__GOAL OF THE EXERCISE__
Report all lines holding "color".

__GIVEN INFORMATION__
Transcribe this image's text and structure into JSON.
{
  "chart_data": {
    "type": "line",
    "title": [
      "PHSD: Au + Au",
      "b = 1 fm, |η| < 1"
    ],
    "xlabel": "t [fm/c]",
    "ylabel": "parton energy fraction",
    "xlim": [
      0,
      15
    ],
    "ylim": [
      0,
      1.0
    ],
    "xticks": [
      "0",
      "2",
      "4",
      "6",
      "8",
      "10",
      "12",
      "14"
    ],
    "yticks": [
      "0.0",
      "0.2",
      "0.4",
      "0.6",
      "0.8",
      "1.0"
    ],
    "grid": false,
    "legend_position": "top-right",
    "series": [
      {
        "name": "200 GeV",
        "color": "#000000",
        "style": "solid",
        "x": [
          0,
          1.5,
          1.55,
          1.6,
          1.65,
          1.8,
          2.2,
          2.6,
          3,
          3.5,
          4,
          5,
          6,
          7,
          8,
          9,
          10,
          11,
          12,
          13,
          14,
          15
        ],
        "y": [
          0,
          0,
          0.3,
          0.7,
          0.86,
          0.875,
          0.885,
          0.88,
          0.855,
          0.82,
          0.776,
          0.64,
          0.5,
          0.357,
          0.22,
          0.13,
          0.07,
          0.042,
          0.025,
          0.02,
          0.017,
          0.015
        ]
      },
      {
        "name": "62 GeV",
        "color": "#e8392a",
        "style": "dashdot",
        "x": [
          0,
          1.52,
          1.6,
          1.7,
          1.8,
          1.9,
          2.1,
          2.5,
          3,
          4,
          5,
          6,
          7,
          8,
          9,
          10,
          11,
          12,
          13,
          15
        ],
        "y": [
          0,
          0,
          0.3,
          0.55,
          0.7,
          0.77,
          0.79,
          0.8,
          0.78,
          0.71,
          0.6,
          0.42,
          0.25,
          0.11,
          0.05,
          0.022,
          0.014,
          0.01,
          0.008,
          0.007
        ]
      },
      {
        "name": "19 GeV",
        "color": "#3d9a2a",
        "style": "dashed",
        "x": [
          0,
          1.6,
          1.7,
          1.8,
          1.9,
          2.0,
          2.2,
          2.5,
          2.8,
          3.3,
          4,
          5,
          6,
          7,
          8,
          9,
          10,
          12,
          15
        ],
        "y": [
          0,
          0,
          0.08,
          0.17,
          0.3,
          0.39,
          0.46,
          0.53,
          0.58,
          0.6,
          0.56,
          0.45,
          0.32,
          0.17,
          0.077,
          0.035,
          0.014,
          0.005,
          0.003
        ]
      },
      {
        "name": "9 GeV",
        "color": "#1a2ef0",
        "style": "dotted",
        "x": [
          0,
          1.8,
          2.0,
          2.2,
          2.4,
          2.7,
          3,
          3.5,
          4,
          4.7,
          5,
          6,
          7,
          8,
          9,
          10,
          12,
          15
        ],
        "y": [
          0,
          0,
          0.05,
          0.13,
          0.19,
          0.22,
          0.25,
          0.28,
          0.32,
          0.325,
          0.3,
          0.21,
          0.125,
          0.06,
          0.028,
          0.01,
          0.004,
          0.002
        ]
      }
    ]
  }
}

__WRITTEN REPLY__
        "color": "#000000",
        "color": "#e8392a",
        "color": "#3d9a2a",
        "color": "#1a2ef0",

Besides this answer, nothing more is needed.